_Exercise aim_:
Locate the lines that hold the string "color". Copy every such line.

[Stored dataset items]

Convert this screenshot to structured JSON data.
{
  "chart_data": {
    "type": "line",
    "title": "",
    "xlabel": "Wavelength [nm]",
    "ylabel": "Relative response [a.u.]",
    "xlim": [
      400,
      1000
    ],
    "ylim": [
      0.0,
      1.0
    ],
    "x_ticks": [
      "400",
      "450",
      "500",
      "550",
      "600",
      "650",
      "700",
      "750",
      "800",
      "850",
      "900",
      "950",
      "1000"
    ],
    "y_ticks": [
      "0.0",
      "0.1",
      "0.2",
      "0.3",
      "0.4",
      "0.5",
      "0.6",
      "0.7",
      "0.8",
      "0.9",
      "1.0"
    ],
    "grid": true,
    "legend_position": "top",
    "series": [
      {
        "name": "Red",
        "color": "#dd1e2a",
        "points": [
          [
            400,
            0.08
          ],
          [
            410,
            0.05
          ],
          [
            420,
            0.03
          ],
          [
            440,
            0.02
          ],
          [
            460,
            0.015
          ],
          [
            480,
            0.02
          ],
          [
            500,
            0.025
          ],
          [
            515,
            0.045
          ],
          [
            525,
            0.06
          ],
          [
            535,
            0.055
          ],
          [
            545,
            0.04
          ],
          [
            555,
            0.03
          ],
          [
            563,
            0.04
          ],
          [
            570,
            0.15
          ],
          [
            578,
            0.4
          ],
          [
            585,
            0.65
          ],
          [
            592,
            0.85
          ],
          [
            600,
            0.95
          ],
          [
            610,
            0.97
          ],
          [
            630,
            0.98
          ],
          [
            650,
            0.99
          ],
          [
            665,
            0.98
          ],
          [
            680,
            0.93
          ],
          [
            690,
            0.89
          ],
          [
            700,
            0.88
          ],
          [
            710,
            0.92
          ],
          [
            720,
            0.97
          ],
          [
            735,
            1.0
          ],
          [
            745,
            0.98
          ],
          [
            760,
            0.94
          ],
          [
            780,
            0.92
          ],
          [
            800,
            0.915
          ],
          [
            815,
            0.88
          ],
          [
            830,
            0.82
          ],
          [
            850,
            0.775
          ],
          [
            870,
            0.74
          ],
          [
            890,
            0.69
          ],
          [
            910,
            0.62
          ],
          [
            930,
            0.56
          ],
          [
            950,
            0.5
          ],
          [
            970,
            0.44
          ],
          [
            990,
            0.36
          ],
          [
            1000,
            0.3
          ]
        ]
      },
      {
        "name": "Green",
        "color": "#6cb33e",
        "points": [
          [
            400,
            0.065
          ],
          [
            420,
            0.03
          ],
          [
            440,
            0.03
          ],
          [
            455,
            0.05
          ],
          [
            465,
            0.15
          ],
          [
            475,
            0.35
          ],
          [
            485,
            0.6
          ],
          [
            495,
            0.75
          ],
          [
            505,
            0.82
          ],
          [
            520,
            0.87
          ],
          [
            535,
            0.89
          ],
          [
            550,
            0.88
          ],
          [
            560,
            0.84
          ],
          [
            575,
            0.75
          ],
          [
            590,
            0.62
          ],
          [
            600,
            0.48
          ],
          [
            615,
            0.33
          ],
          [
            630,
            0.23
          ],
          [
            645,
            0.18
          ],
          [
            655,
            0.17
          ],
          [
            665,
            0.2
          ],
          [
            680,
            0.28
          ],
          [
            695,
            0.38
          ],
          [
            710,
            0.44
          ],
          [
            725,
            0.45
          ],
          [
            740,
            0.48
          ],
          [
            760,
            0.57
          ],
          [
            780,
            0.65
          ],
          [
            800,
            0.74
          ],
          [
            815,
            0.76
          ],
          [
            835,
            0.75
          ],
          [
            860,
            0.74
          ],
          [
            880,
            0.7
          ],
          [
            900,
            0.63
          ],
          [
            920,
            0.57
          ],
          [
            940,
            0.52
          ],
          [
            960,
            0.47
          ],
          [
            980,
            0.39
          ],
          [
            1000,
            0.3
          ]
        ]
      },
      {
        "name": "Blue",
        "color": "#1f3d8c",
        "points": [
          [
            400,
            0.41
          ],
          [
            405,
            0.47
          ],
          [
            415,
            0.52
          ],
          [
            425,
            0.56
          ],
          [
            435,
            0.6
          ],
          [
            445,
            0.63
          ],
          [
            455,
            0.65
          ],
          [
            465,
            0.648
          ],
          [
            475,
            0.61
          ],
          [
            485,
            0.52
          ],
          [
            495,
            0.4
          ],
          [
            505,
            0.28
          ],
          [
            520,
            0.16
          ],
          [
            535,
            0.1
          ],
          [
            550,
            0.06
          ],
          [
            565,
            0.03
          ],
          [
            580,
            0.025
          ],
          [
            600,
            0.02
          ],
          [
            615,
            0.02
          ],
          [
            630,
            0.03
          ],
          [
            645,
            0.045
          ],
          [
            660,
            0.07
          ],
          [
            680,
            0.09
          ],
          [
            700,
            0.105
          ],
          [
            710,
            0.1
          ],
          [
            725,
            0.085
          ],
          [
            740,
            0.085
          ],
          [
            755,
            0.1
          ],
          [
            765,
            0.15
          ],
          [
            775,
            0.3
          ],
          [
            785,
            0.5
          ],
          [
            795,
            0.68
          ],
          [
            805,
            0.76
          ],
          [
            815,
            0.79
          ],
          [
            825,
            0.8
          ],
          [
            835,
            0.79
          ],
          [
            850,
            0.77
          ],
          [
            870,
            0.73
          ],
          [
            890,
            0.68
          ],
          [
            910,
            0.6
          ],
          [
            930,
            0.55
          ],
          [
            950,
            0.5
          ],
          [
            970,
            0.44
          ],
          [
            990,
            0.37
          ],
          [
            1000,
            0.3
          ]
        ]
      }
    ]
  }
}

_Right answer_:
        "color": "#dd1e2a",
        "color": "#6cb33e",
        "color": "#1f3d8c",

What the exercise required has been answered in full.